**COMPLETE THE FOLLOWING**.
• a. Write out the passage on the Icarus myth word for word, starting with "The story of" and going on through "refinement and maturity.".
• b. Answer these questions from the passage on the Icarus myth:
(i) In what year was Paul Bochner's animated short film "Icarus" made?
(ii) In Ovid's telling, from where and to where is Daedalus banished?
(iii) According to the quoted advice, what will happen to the wings if Icarus flies too low?

**SELECTED EXTRACT**.
The story of Icarus--a young man doomed by his own carelessness and ambition--has cautioned audiences against allowing their excitement to blind them to fatal risks for millenia. Ovid, in the first century AD, renders this story and its world as part of his interconnected multi-myth epic Metamorphoses in polished dactylic hexameter. By contrast, Paul Bochner, through his 8 minute-long 1974 animated short-film "Icarus", delivers a remarkable telling of the myth of Daedalus and Icarus through pencil sketches, rough animations, and detailed still drawings. Through this telling, audiences receive the ancient story through an animation that has promising fundamentals but feels technically incomplete. Bochner delivers a film that, like Icarus himself, seems to have missed its opportunity to achieve refinement and maturity.
Other tellings of this myth, such as Ovid's, place the escape of Daedalus and Icarus as a part of a larger drama where Daedalus is banished from Athens to Crete after committing a murder. Traditionally, Daedalus is a craftsman who manages to build two pairs of wings so that he and his son might escape Crete, Minos, and the Labyrinth (Morford 600-601). While this remains true in Bochner's version, traditional narratives like Ovid's remain attached to other well-known mythological characters, such as Minos and the Minotaur, and lends itself to broader, speech-driven tellings. For example, Ovid employs direct speech in his telling:
"Icarus, I advise you to take a middle course. If you fly too low, the sea will soak the wings; if you fly too high, the sun's heat will burn them. Fly between the sea and the sun (Morford 601-602)!"

**DATA ENTRIES**.
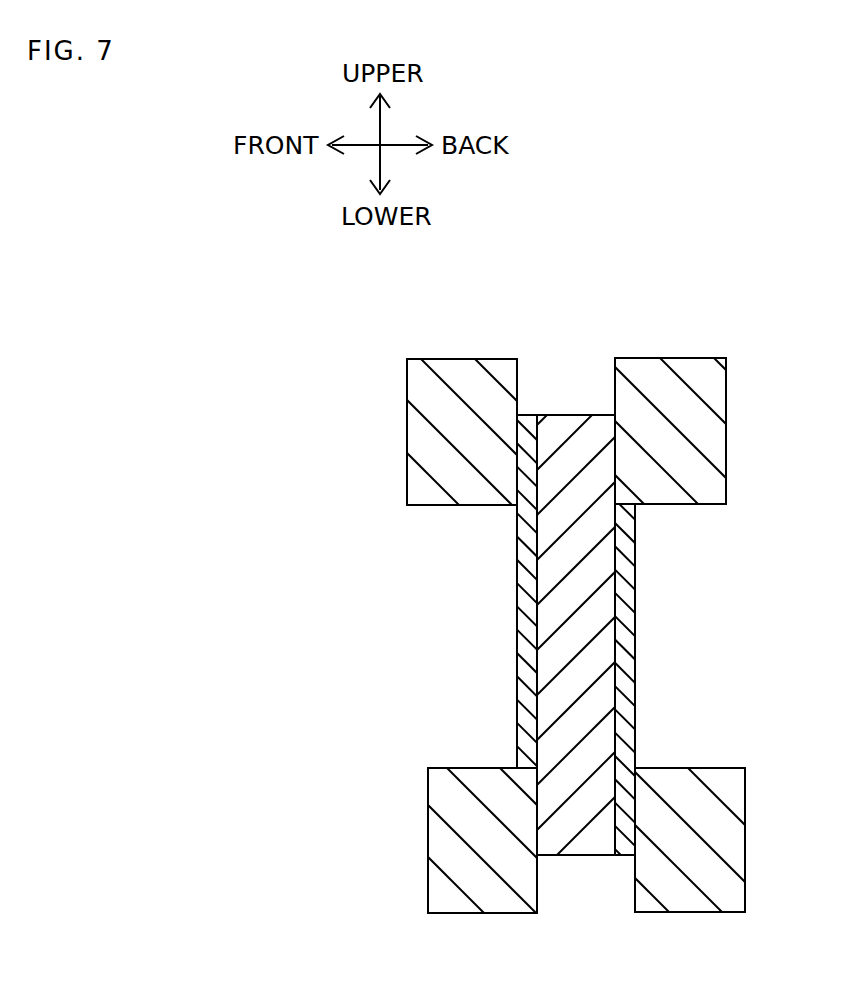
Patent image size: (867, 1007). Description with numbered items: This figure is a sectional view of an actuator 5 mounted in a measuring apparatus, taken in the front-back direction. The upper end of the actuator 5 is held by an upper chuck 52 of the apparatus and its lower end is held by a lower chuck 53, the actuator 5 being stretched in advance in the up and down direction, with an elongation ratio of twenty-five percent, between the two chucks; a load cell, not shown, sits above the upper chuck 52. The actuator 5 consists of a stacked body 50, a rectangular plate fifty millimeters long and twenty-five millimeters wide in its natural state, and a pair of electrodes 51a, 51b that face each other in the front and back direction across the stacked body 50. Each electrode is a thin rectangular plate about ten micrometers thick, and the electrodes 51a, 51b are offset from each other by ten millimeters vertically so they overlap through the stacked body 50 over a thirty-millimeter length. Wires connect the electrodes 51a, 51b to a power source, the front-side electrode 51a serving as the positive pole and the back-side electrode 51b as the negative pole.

The actuator 5 is at (590, 638).
The stacked body 50 is at (573, 455).
The front-side electrode 51a is at (525, 598).
The back-side electrode 51b is at (623, 596).
The upper chuck 52 is at (418, 392).
The lower chuck 53 is at (443, 893).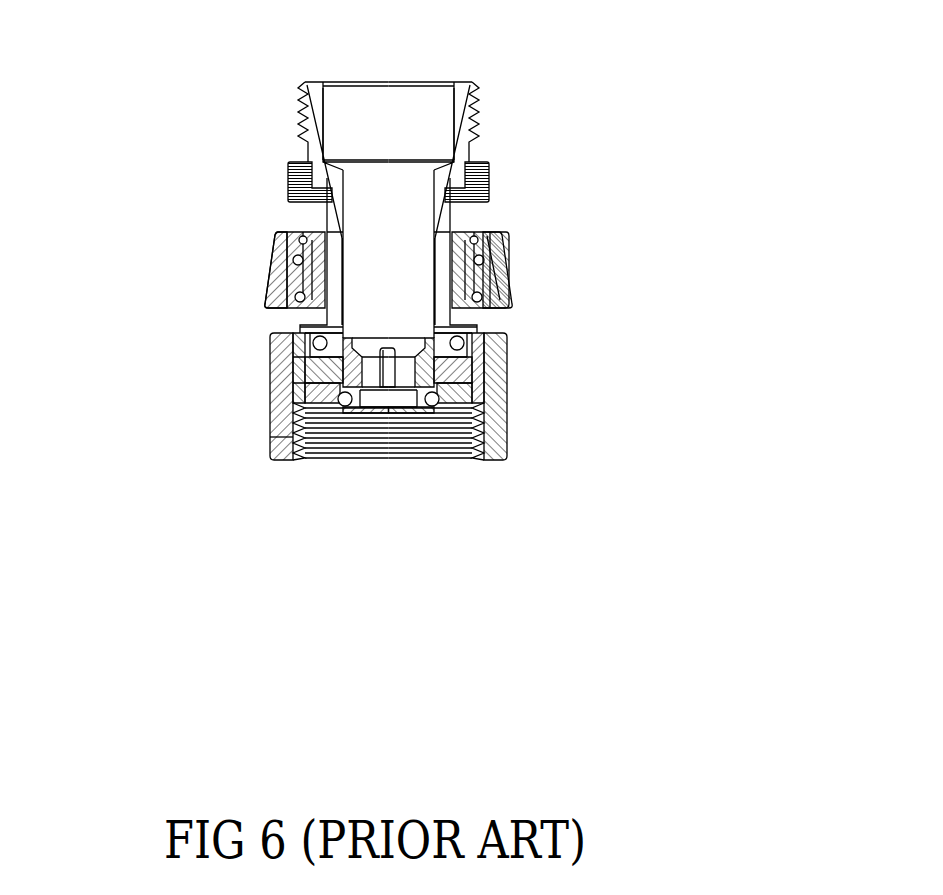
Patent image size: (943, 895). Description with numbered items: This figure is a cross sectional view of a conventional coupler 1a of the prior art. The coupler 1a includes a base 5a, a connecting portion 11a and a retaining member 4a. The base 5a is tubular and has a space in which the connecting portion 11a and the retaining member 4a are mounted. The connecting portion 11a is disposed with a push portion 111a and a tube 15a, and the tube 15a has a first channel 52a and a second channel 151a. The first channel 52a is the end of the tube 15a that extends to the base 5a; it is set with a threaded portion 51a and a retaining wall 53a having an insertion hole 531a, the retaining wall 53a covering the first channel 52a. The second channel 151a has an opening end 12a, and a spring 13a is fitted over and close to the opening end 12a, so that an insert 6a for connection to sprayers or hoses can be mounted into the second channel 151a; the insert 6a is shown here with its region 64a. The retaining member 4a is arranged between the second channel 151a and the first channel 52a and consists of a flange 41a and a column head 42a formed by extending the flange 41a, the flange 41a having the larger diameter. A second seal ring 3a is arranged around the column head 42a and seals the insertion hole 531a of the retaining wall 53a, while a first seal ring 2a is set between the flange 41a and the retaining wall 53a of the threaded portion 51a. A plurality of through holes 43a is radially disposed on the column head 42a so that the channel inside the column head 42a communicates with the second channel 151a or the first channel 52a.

The coupler 1a is at (138, 277).
The insert 6a is at (515, 78).
The fitting bore 64a is at (400, 118).
The opening end 12a is at (465, 232).
The connecting portion 11a is at (258, 298).
The push portion 111a is at (277, 262).
The spring 13a is at (500, 285).
The base 5a is at (505, 448).
The first channel 52a is at (365, 462).
The second seal ring 3a is at (450, 457).
The tube 15a is at (262, 338).
The retaining member 4a is at (300, 368).
The first seal ring 2a is at (327, 369).
The second channel 151a is at (300, 392).
The retaining wall 53a is at (290, 437).
The threaded portion 51a is at (332, 407).
The insertion hole 531a is at (328, 458).
The through holes 43a is at (437, 369).
The flange 41a is at (445, 333).
The column head 42a is at (388, 435).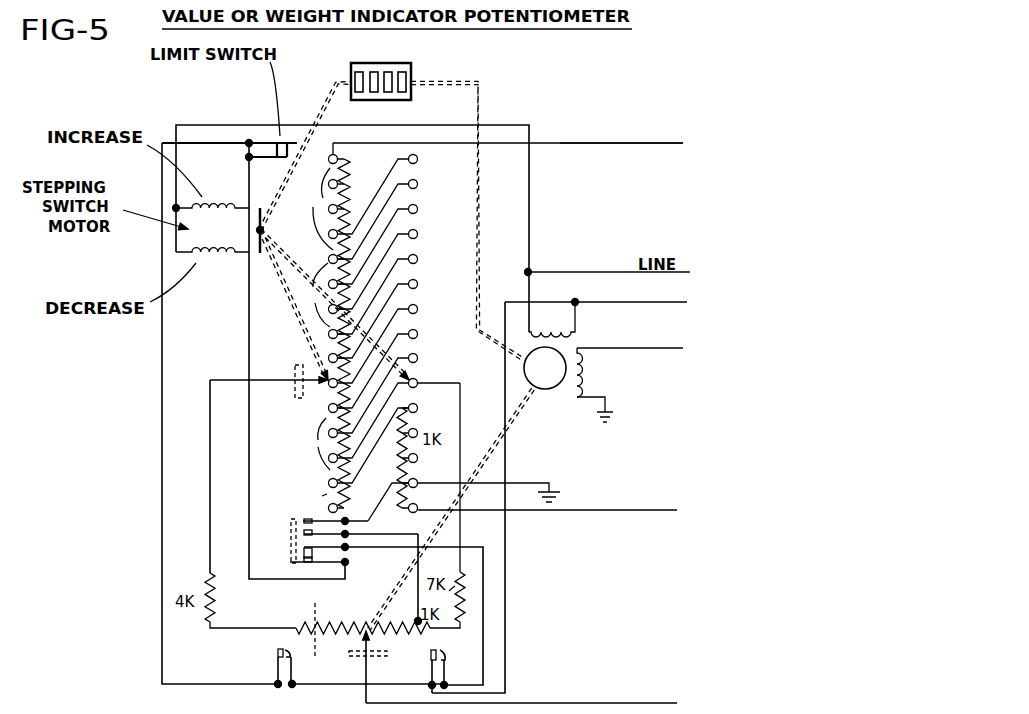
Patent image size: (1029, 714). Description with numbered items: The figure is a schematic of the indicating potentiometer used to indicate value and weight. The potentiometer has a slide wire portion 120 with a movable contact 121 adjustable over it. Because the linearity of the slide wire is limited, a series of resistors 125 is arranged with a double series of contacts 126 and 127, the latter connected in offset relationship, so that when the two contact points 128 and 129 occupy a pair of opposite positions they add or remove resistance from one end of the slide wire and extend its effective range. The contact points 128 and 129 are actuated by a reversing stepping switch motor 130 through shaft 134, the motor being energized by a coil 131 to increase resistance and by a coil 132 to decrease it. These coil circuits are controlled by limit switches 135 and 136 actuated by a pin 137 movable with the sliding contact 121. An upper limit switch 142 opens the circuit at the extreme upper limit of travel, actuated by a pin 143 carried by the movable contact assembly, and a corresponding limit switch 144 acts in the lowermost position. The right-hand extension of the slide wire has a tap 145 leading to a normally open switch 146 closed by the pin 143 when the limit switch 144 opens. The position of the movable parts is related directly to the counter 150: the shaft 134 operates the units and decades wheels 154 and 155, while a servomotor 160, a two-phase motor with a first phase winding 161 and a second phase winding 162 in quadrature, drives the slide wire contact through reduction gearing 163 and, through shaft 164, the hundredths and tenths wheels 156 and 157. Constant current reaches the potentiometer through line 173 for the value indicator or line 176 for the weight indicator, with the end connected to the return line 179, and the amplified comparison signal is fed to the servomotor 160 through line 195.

The slide wire portion 120 is at (338, 637).
The movable contact 121 is at (360, 643).
The series of resistors 125 is at (332, 474).
The first series of contacts 126 is at (328, 356).
The second series of contacts 127 is at (417, 335).
The contact point 128 is at (318, 397).
The contact point 129 is at (418, 378).
The reversing stepping switch motor 130 is at (266, 228).
The increase coil 131 is at (222, 202).
The decrease coil 132 is at (215, 262).
The shaft 134 is at (318, 115).
The limit switch 135 is at (268, 668).
The limit switch 136 is at (460, 658).
The pin 137 is at (388, 653).
The upper limit switch 142 is at (263, 137).
The pin 143 is at (293, 369).
The limit switch 144 is at (302, 568).
The tap 145 is at (412, 594).
The normally open switch 146 is at (292, 522).
The counter 150 is at (411, 72).
The units wheel 154 is at (369, 74).
The decades wheel 155 is at (357, 92).
The counter wheel 156 is at (401, 74).
The counter wheel 157 is at (390, 92).
The servomotor 160 is at (548, 390).
The first phase winding 161 is at (592, 374).
The second phase winding 162 is at (575, 312).
The reduction gearing 163 is at (512, 425).
The shaft 164 is at (480, 90).
The line 173 is at (644, 132).
The line 176 is at (644, 132).
The return line 179 is at (620, 513).
The line 195 is at (675, 350).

**ANSWERS PER TASK**.
• a.
The story of Icarus--a young man doomed by his own carelessness and ambition--has cautioned audiences against allowing their excitement to blind them to fatal risks for millenia. Ovid, in the first century AD, renders this story and its world as part of his interconnected multi-myth epic Metamorphoses in polished dactylic hexameter. By contrast, Paul Bochner, through his 8 minute-long 1974 animated short-film "Icarus", delivers a remarkable telling of the myth of Daedalus and Icarus through pencil sketches, rough animations, and detailed still drawings. Through this telling, audiences receive the ancient story through an animation that has promising fundamentals but feels technically incomplete. Bochner delivers a film that, like Icarus himself, seems to have missed its opportunity to achieve refinement and maturity.

• b.
(i) 1974
(ii) From Athens to Crete
(iii) The sea will soak them.